- [Task]: Look for "daños" in each line of the entries, and return the matching lines.

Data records
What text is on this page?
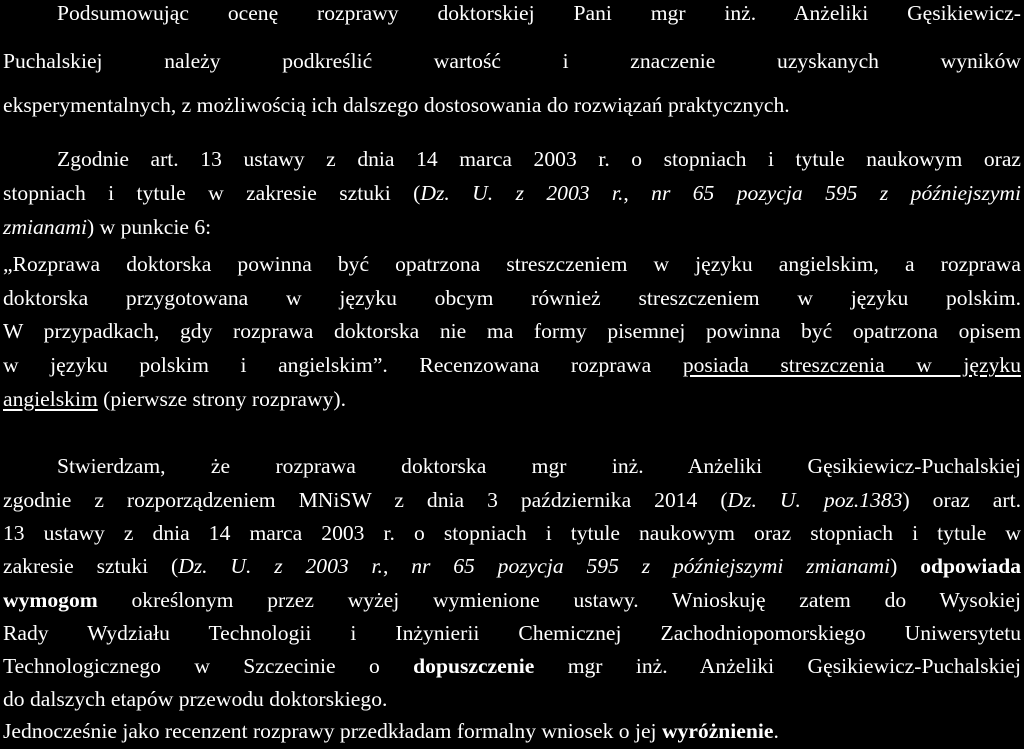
Podsumowując ocenę rozprawy doktorskiej Pani mgr inż. Anżeliki Gęsikiewicz-
Puchalskiej należy podkreślić wartość i znaczenie uzyskanych wyników
eksperymentalnych, z możliwością ich dalszego dostosowania do rozwiązań praktycznych.
Zgodnie art. 13 ustawy z dnia 14 marca 2003 r. o stopniach i tytule naukowym oraz
stopniach i tytule w zakresie sztuki (Dz. U. z 2003 r., nr 65 pozycja 595 z późniejszymi
zmianami) w punkcie 6:
„Rozprawa doktorska powinna być opatrzona streszczeniem w języku angielskim, a rozprawa
doktorska przygotowana w języku obcym również streszczeniem w języku polskim.
W przypadkach, gdy rozprawa doktorska nie ma formy pisemnej powinna być opatrzona opisem
w języku polskim i angielskim”. Recenzowana rozprawa posiada streszczenia w języku
angielskim (pierwsze strony rozprawy).
Stwierdzam, że rozprawa doktorska mgr inż. Anżeliki Gęsikiewicz-Puchalskiej
zgodnie z rozporządzeniem MNiSW z dnia 3 października 2014 (Dz. U. poz.1383) oraz art.
13 ustawy z dnia 14 marca 2003 r. o stopniach i tytule naukowym oraz stopniach i tytule w
zakresie sztuki (Dz. U. z 2003 r., nr 65 pozycja 595 z późniejszymi zmianami) odpowiada
wymogom określonym przez wyżej wymienione ustawy. Wnioskuję zatem do Wysokiej
Rady Wydziału Technologii i Inżynierii Chemicznej Zachodniopomorskiego Uniwersytetu
Technologicznego w Szczecinie o dopuszczenie mgr inż. Anżeliki Gęsikiewicz-Puchalskiej
do dalszych etapów przewodu doktorskiego.
Jednocześnie jako recenzent rozprawy przedkładam formalny wniosek o jej wyróżnienie.
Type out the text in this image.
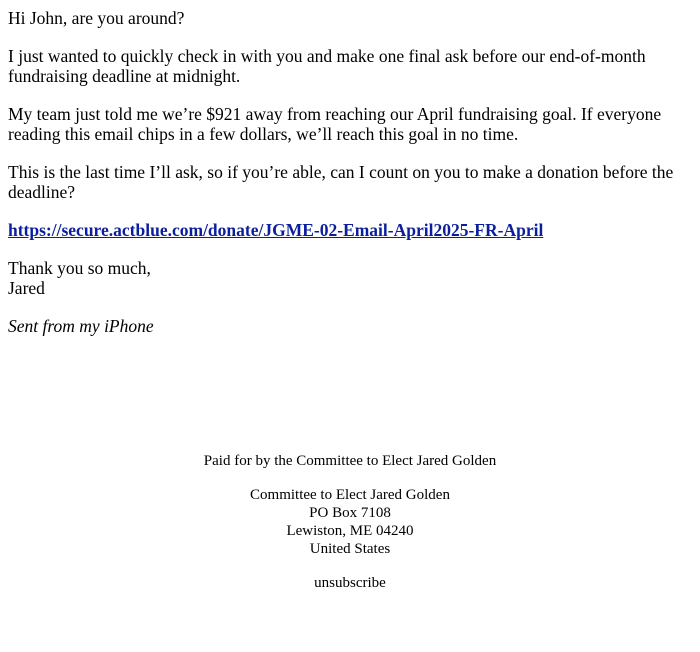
Hi John, are you around?

I just wanted to quickly check in with you and make one final ask before our end-of-month fundraising deadline at midnight.

My team just told me we’re $921 away from reaching our April fundraising goal. If everyone reading this email chips in a few dollars, we’ll reach this goal in no time.

This is the last time I’ll ask, so if you’re able, can I count on you to make a donation before the deadline?

https://secure.actblue.com/donate/JGME-02-Email-April2025-FR-April

Thank you so much,
Jared

Sent from my iPhone

Paid for by the Committee to Elect Jared Golden

Committee to Elect Jared Golden
PO Box 7108
Lewiston, ME 04240
United States

unsubscribe
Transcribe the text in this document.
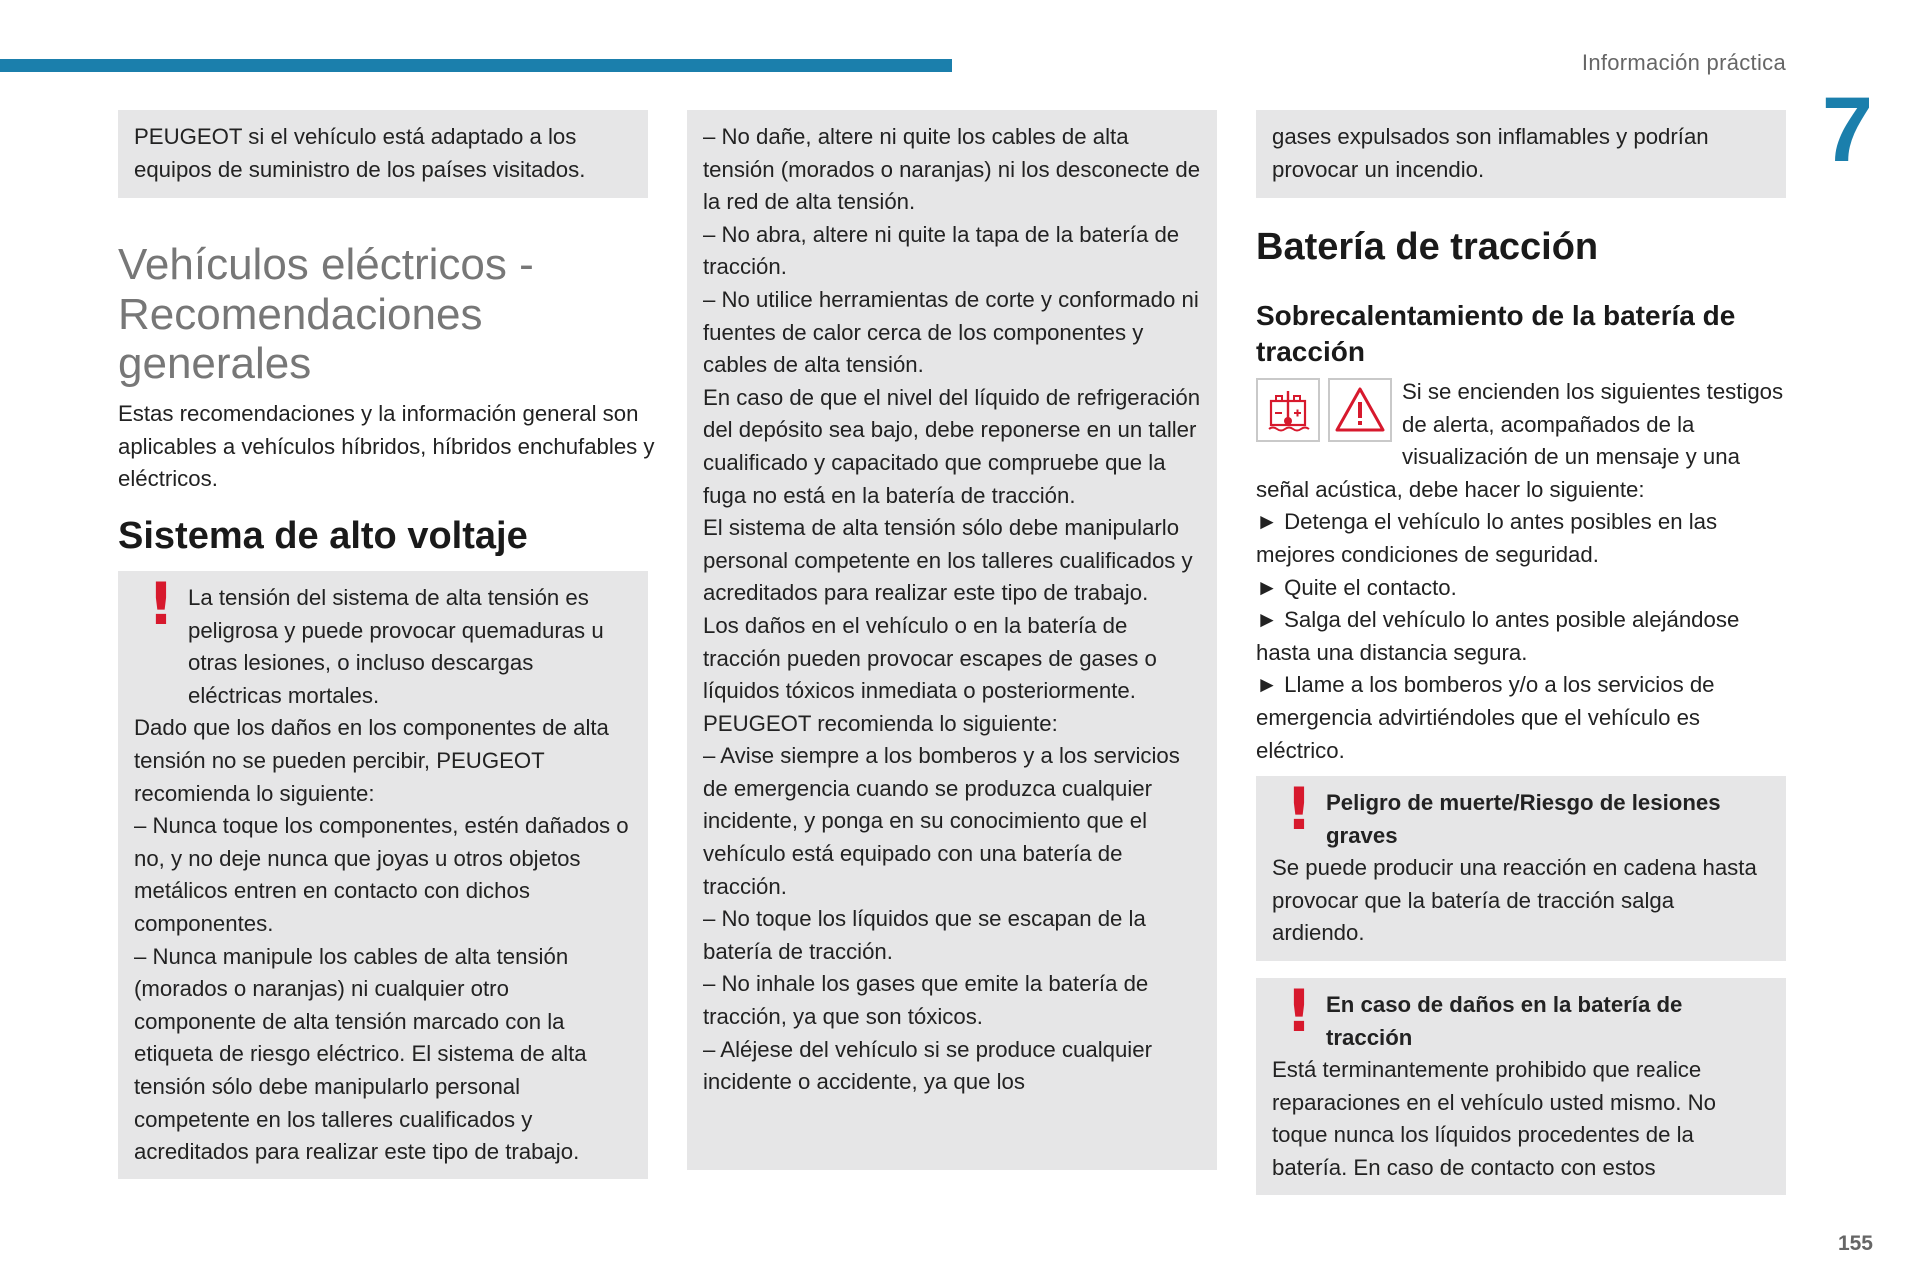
Información práctica
7
155

PEUGEOT si el vehículo está adaptado a los equipos de suministro de los países visitados.

Vehículos eléctricos - Recomendaciones generales

Estas recomendaciones y la información general son aplicables a vehículos híbridos, híbridos enchufables y eléctricos.

Sistema de alto voltaje
! La tensión del sistema de alta tensión es peligrosa y puede provocar quemaduras u otras lesiones, o incluso descargas eléctricas mortales.

Dado que los daños en los componentes de alta tensión no se pueden percibir, PEUGEOT recomienda lo siguiente:

– Nunca toque los componentes, estén dañados o no, y no deje nunca que joyas u otros objetos metálicos entren en contacto con dichos componentes.

– Nunca manipule los cables de alta tensión (morados o naranjas) ni cualquier otro componente de alta tensión marcado con la etiqueta de riesgo eléctrico. El sistema de alta tensión sólo debe manipularlo personal competente en los talleres cualificados y acreditados para realizar este tipo de trabajo.

– No dañe, altere ni quite los cables de alta tensión (morados o naranjas) ni los desconecte de la red de alta tensión.

– No abra, altere ni quite la tapa de la batería de tracción.

– No utilice herramientas de corte y conformado ni fuentes de calor cerca de los componentes y cables de alta tensión.

En caso de que el nivel del líquido de refrigeración del depósito sea bajo, debe reponerse en un taller cualificado y capacitado que compruebe que la fuga no está en la batería de tracción.

El sistema de alta tensión sólo debe manipularlo personal competente en los talleres cualificados y acreditados para realizar este tipo de trabajo.

Los daños en el vehículo o en la batería de tracción pueden provocar escapes de gases o líquidos tóxicos inmediata o posteriormente.

PEUGEOT recomienda lo siguiente:

– Avise siempre a los bomberos y a los servicios de emergencia cuando se produzca cualquier incidente, y ponga en su conocimiento que el vehículo está equipado con una batería de tracción.

– No toque los líquidos que se escapan de la batería de tracción.

– No inhale los gases que emite la batería de tracción, ya que son tóxicos.

– Aléjese del vehículo si se produce cualquier incidente o accidente, ya que los

gases expulsados son inflamables y podrían provocar un incendio.

Batería de tracción
Sobrecalentamiento de la batería de tracción

Si se encienden los siguientes testigos de alerta, acompañados de la visualización de un mensaje y una señal acústica, debe hacer lo siguiente:

► Detenga el vehículo lo antes posibles en las mejores condiciones de seguridad.

► Quite el contacto.

► Salga del vehículo lo antes posible alejándose hasta una distancia segura.

► Llame a los bomberos y/o a los servicios de emergencia advirtiéndoles que el vehículo es eléctrico.

! Peligro de muerte/Riesgo de lesiones graves

Se puede producir una reacción en cadena hasta provocar que la batería de tracción salga ardiendo.

! En caso de daños en la batería de tracción

Está terminantemente prohibido que realice reparaciones en el vehículo usted mismo. No toque nunca los líquidos procedentes de la batería. En caso de contacto con estos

- [Solution below]:
Dado que los daños en los componentes de alta tensión no se pueden percibir, PEUGEOT recomienda lo siguiente:
Los daños en el vehículo o en la batería de tracción pueden provocar escapes de gases o líquidos tóxicos inmediata o posteriormente.
! En caso de daños en la batería de tracción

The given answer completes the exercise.